Quoted text:
========================================

A lot of press coverage has focused on Game’s financial mismanagement. I think even the owners of Portsmouth FC would look at what went on at Game Group and raise an eyebrow. One of the biggest and most avoidable mistakes was having so many stores within such close proximity to each other. I know for a fact that Southampton had two Game stores and a Gamestation within around 500 yards of each other. What’s the point? It’s never going to attract enough new customers to offset the massive rent bill. Going by other comments and articles on Game’s situation, it seems this was a common trend nationwide. 

So is there a place for a dedicated video game retailer on the British high street? I think so, yes. Obviously it will never be able to compete with online retailers or supermarkets in price. Tesco is selling Batman: Arkham City for less brand new than Game is selling it pre-owned for instance. However, where a dedicated gaming store can deliver is in customer experience.

One of the complaints leveled at Game and Gamestation was ignorant and pushy staff. I can’t really speak from experience on the ignorant staff aspect as when I worked there everyone knew their stuff. I can definitely say that the pushy staff complaint was due to orders from on high. It’s actually part of the training DVD you watch that you should approach every customer and ask if they need any assistance. It’s entirely the wrong way to go about things. Anyone with a basic understanding of human body language can tell the difference between someone just browsing and someone who’s completely clueless.

========================================

Record set:

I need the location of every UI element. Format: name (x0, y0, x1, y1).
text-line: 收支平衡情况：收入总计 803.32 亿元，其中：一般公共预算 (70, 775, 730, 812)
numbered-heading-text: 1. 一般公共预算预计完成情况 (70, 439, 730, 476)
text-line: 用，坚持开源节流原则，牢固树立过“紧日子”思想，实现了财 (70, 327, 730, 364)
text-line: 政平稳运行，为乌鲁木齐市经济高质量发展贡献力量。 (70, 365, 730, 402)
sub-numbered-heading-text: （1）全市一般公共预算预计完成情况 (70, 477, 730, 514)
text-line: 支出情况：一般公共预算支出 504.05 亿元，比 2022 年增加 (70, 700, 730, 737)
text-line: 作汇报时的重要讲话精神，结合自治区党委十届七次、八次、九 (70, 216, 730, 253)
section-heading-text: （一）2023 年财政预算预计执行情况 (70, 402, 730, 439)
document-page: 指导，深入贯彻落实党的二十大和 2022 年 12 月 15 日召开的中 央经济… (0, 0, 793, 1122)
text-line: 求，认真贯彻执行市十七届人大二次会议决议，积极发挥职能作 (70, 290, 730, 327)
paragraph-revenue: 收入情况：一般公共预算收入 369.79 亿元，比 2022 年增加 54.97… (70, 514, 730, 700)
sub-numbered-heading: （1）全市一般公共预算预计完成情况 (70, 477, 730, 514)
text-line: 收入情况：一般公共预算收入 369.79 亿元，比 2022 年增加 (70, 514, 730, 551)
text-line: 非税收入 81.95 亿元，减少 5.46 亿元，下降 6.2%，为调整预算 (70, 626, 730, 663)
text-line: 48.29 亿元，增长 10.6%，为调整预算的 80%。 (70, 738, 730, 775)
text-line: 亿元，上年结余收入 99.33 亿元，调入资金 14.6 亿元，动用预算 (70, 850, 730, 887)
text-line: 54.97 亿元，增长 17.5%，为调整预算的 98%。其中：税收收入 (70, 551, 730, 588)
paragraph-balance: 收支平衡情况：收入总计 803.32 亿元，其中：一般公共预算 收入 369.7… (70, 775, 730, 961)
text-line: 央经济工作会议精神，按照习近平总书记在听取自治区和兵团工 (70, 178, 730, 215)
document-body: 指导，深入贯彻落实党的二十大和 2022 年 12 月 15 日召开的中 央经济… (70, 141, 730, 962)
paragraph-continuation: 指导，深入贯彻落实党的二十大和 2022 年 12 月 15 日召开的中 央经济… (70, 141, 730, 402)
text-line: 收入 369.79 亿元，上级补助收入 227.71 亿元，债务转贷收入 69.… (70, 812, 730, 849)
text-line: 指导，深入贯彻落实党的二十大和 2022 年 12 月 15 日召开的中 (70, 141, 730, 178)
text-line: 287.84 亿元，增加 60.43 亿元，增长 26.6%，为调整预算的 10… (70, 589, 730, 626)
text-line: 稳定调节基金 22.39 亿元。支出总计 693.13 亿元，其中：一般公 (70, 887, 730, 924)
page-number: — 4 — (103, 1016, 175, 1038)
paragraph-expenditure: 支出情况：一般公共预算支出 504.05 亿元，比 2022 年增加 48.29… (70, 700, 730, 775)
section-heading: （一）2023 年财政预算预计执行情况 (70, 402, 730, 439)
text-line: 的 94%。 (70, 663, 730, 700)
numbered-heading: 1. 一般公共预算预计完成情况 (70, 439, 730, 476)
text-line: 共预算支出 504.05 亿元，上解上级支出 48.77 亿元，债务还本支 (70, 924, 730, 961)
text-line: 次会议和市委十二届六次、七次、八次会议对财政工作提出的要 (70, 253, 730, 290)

========================================

Problem:
Pick up the commentary on Game's high-street troubles after its last sentence and continue it in the same first-person voice.

Exercise response:
If stores such as Game, HMV or Gamestation want to thrive, they need to engage with customers in new ways. One way to do this could be through developing a community of gamers at your local store via multiplayer tournaments, game clubs and the like. Make people want to come to your store for a number of reasons besides picking up a game. How great would it be to have multiplayer parties when the latest Call of Duty game comes out at the store where you bought it? Sure, it might cost you a couple of quid more, but you’d meet new people, get tips and advice and have a pleasant shopping experience. It doesn’t have to stop there either. Throw in things like console repair and maintenance or help with getting started on things like XBox Live and you foster good will and trust with people. As someone else pointed out; look at Games Workshop. People don’t just go in there to buy models or paint. They’ve developed a sense of community where people can go and have fun and play some games and they seem to be doing okay. Why can’t the same be done with video gaming?

I don’t want to see gaming stores disappear. As poorly as Game was run, I’d rather have it in a more streamlines, reduced form than not at all. And whilst I doubt that any company CEO’s are going to read this, I hope it goes to show that the situation isn’t hopeless and something can be done to have a national gaming store.